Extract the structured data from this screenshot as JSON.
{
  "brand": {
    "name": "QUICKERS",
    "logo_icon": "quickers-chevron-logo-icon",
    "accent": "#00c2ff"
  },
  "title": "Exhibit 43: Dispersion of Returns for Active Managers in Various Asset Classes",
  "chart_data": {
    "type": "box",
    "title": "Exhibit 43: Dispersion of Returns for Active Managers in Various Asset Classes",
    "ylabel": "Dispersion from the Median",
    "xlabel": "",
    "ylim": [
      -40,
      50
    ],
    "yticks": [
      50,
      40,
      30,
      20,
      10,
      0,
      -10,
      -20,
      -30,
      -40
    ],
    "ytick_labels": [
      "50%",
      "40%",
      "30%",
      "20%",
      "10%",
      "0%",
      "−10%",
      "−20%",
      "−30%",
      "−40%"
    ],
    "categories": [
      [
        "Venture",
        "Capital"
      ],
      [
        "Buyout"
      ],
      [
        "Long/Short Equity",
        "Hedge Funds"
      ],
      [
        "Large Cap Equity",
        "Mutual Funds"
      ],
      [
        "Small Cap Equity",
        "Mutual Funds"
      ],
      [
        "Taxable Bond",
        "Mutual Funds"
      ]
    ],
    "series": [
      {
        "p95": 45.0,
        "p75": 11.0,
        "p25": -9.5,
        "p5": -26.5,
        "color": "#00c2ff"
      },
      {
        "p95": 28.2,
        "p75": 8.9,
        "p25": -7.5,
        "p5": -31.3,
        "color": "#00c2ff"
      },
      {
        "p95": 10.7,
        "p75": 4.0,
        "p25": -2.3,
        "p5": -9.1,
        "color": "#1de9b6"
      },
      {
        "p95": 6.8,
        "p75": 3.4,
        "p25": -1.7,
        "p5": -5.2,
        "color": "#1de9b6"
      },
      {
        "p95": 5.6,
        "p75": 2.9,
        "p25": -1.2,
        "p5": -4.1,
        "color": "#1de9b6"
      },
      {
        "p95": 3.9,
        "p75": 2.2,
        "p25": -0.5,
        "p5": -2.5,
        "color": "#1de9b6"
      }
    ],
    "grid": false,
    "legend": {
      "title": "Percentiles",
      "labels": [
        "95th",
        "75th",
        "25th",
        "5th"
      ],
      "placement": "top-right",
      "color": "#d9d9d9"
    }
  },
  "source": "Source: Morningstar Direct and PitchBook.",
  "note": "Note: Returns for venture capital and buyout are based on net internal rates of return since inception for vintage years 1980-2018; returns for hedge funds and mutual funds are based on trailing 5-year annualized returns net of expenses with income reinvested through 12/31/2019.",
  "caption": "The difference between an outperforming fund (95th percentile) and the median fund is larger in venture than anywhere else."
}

========================

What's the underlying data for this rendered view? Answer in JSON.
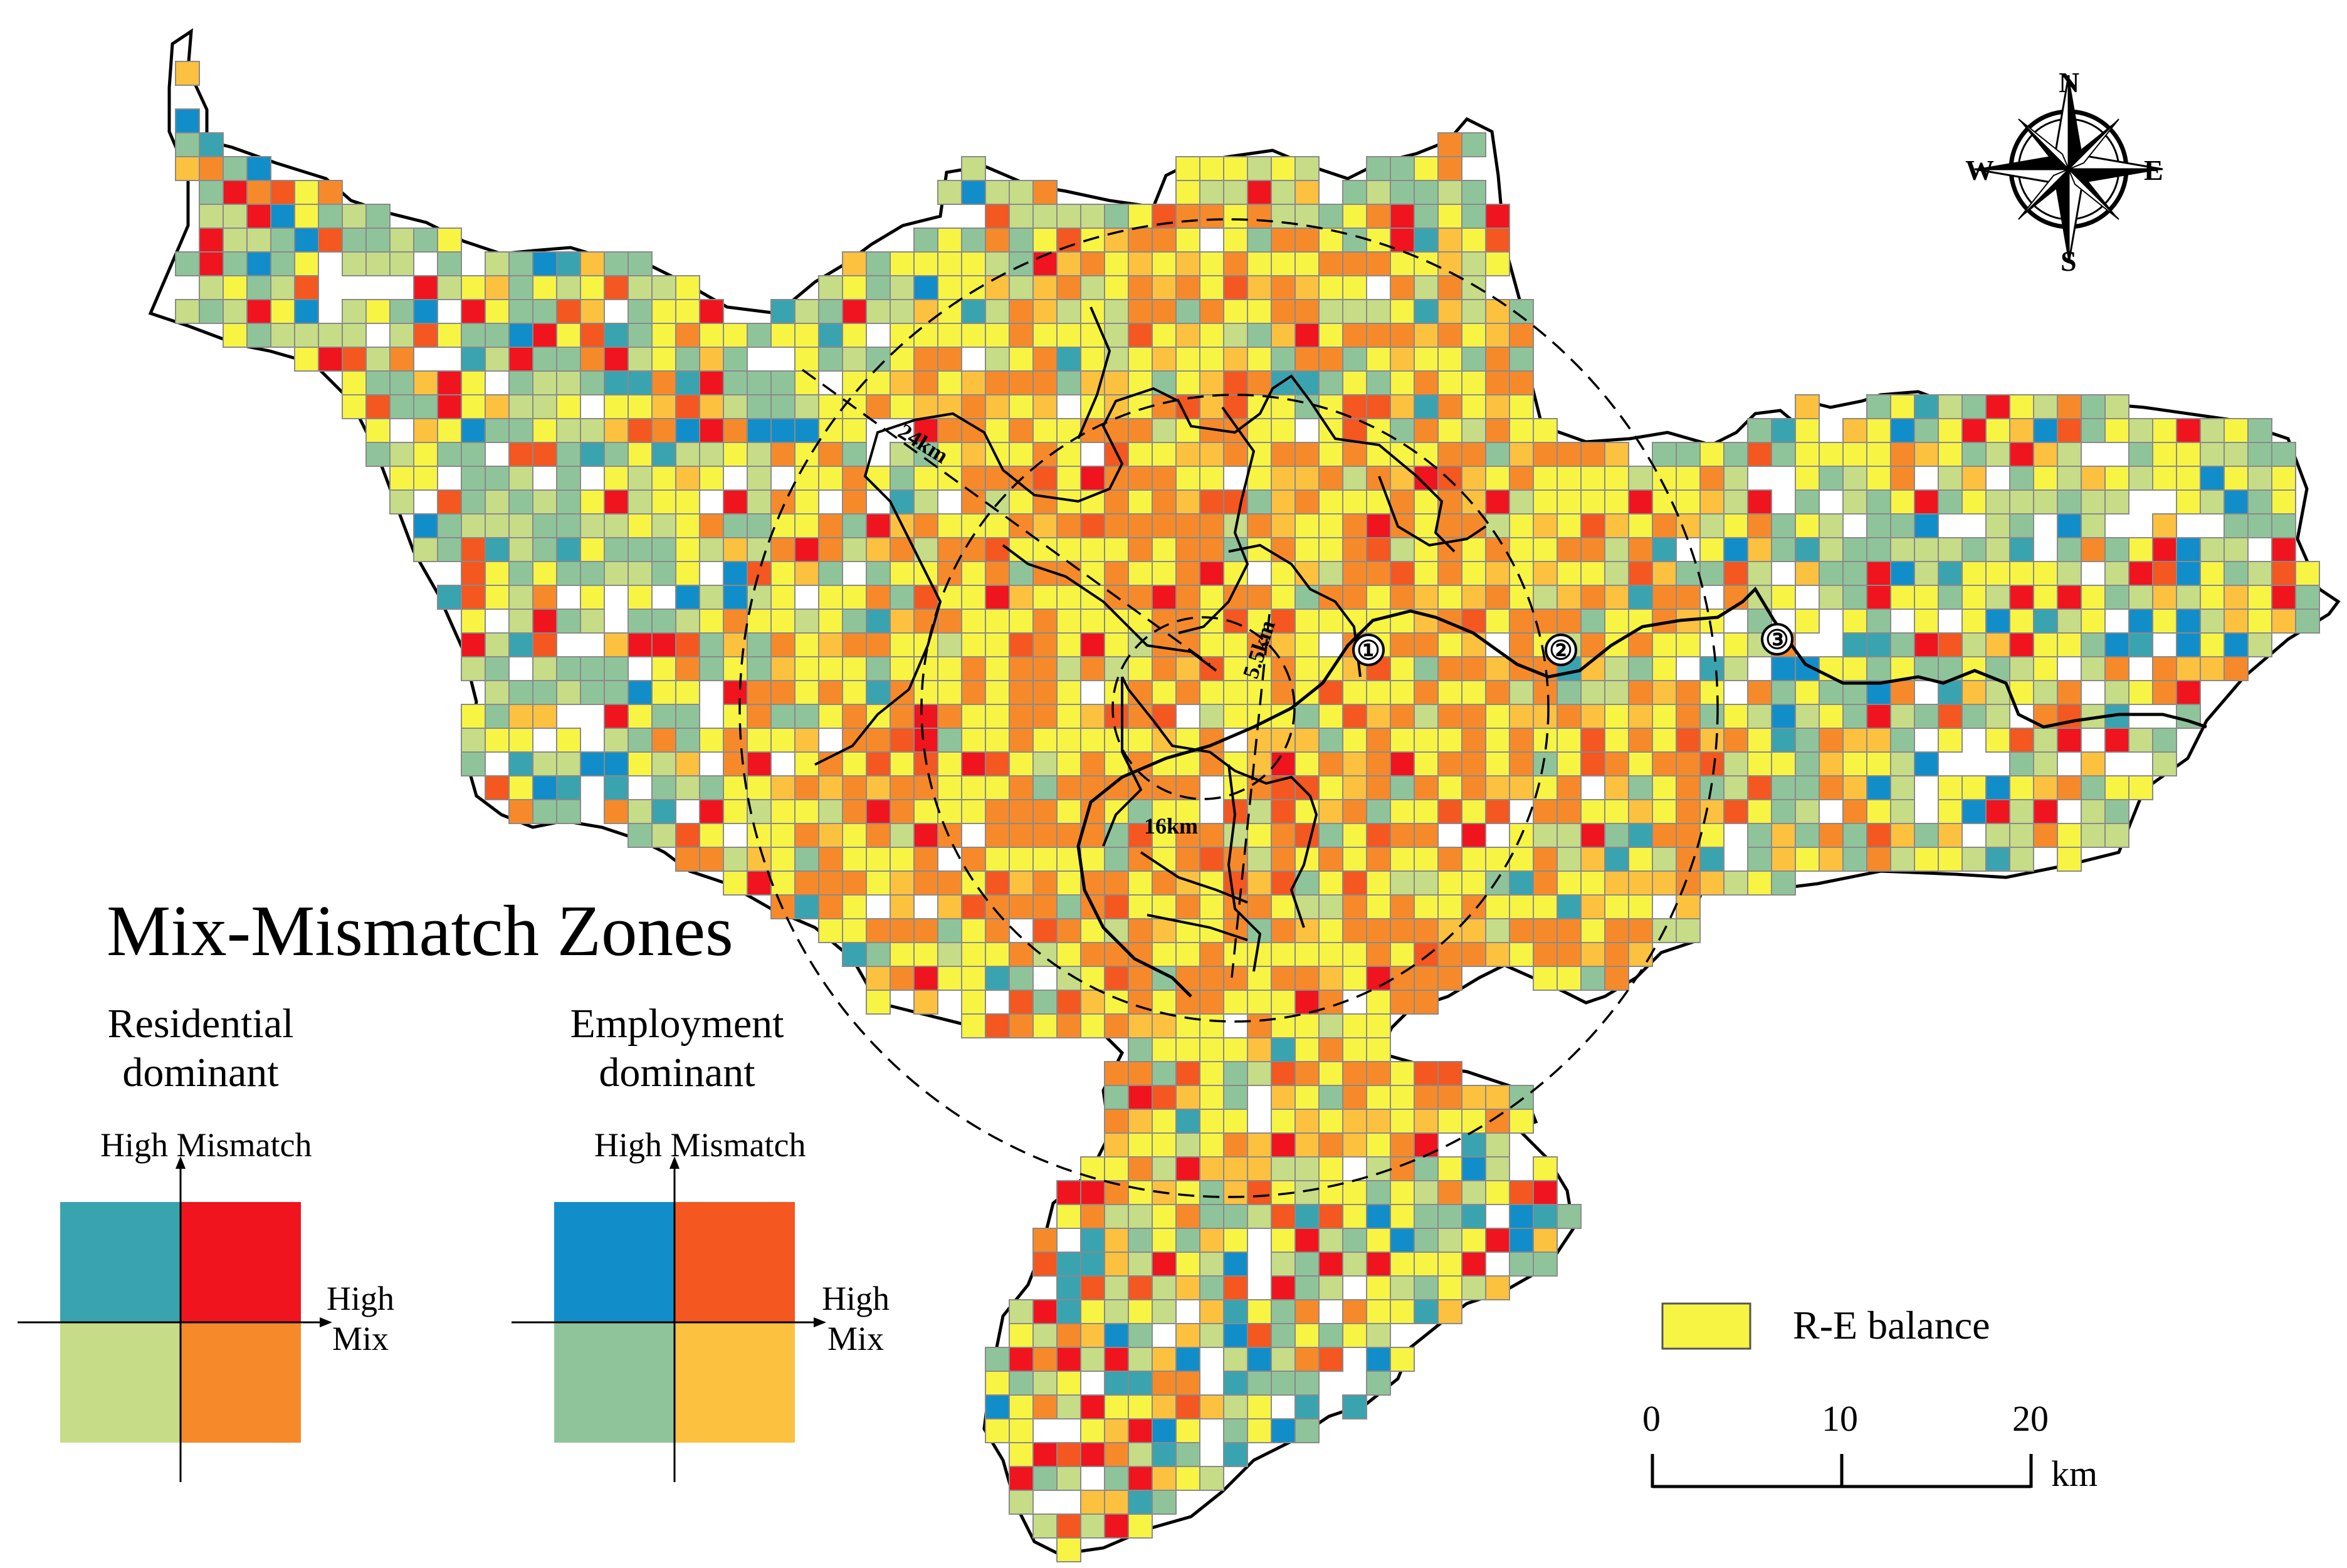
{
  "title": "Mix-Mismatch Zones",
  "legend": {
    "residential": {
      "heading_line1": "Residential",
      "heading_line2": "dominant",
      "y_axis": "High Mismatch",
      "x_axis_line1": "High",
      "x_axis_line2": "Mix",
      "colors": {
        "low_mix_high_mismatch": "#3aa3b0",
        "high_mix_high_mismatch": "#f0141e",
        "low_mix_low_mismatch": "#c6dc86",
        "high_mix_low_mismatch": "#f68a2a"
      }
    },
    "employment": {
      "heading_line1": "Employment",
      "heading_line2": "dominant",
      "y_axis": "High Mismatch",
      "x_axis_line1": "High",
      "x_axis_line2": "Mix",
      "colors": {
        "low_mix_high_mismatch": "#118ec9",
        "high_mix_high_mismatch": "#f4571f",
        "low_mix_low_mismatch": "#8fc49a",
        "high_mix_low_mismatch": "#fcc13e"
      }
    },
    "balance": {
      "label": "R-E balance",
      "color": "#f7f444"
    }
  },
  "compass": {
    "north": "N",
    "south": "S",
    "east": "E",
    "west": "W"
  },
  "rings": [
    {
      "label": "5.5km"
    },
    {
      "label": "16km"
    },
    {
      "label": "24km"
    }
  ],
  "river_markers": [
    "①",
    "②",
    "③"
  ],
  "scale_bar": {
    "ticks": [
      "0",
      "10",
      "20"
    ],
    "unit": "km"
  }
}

========================

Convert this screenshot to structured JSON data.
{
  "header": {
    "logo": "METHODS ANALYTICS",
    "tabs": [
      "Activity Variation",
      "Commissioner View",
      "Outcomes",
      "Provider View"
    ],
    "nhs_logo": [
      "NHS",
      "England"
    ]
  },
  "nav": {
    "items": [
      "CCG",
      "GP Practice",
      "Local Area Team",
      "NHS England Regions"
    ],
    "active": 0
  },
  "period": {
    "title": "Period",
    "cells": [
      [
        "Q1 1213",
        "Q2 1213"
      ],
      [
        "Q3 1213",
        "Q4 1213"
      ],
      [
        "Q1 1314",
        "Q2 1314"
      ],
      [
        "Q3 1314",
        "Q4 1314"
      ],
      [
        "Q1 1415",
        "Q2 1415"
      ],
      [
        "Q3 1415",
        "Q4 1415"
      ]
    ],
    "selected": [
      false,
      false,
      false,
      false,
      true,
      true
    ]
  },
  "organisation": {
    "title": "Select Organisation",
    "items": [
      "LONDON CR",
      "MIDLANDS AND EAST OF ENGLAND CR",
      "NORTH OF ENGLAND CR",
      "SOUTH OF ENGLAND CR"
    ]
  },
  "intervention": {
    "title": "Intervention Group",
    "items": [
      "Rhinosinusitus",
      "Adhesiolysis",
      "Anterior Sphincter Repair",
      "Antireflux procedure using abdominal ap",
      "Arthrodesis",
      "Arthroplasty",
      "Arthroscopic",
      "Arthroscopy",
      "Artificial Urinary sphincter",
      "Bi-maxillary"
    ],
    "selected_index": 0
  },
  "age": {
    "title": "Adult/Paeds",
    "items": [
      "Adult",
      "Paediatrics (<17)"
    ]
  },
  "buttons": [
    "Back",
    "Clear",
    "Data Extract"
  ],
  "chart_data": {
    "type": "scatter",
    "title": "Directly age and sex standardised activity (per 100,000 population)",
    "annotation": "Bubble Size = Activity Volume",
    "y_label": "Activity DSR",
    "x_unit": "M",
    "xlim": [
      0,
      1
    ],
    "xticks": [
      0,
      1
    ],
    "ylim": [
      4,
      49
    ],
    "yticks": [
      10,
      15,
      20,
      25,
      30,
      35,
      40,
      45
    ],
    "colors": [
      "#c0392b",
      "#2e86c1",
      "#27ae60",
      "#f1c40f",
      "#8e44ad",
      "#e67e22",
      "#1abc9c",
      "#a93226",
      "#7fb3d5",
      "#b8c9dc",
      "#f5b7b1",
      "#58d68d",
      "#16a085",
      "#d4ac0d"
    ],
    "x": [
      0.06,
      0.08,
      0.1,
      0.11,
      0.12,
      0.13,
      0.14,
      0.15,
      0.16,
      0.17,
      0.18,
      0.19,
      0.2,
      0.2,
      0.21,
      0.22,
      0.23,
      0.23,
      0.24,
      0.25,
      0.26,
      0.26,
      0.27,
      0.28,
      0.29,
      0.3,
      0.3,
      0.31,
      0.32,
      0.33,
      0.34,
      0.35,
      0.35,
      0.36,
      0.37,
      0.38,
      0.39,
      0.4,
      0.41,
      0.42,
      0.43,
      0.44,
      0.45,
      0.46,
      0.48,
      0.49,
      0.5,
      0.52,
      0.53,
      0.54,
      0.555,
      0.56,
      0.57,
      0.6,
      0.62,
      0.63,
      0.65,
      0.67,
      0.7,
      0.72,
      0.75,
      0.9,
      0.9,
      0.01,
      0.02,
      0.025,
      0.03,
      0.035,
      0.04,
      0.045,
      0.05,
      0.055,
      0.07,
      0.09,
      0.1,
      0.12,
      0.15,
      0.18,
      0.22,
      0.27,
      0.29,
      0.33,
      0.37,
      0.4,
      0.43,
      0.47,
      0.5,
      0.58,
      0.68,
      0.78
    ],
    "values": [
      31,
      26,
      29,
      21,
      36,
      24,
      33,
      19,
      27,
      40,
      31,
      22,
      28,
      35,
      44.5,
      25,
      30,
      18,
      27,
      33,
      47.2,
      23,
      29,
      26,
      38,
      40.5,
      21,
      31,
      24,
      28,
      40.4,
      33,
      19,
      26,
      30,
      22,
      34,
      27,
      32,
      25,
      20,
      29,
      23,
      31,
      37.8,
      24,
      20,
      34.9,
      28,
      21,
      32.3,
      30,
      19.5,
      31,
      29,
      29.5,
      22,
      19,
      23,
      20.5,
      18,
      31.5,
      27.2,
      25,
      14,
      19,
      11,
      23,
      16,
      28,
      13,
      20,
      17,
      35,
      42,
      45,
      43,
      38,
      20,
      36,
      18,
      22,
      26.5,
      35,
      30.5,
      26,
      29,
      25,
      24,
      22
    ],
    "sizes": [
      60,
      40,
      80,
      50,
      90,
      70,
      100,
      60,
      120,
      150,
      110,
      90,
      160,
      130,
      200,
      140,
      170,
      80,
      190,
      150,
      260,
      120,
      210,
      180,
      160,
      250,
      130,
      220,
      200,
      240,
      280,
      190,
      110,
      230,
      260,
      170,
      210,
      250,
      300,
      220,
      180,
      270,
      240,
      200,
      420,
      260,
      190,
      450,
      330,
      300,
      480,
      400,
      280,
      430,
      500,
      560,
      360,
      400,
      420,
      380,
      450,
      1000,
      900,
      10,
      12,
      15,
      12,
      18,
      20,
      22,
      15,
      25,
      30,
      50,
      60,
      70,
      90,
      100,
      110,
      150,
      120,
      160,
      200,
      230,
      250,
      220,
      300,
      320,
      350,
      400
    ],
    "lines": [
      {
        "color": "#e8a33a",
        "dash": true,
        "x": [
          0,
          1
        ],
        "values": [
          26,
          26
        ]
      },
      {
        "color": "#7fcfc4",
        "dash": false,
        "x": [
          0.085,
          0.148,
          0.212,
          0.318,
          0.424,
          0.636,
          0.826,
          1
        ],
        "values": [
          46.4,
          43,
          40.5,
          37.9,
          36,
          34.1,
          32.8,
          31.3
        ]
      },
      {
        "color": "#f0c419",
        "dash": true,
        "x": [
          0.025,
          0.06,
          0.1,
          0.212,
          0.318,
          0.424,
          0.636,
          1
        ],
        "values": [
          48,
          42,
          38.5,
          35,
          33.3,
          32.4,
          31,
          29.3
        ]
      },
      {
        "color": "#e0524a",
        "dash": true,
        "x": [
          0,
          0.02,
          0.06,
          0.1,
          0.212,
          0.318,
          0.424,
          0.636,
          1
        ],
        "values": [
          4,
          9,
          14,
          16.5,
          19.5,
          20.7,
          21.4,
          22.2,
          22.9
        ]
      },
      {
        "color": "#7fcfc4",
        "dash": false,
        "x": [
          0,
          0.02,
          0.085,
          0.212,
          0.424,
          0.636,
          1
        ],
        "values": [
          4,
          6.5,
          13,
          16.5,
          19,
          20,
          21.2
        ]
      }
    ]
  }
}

========================

• _Exercise aim_
From the listing above, copy out each line where the word "Classes" appears.

• _Task solution_
  "title": "Exhibit 43: Dispersion of Returns for Active Managers in Various Asset Classes",
    "title": "Exhibit 43: Dispersion of Returns for Active Managers in Various Asset Classes",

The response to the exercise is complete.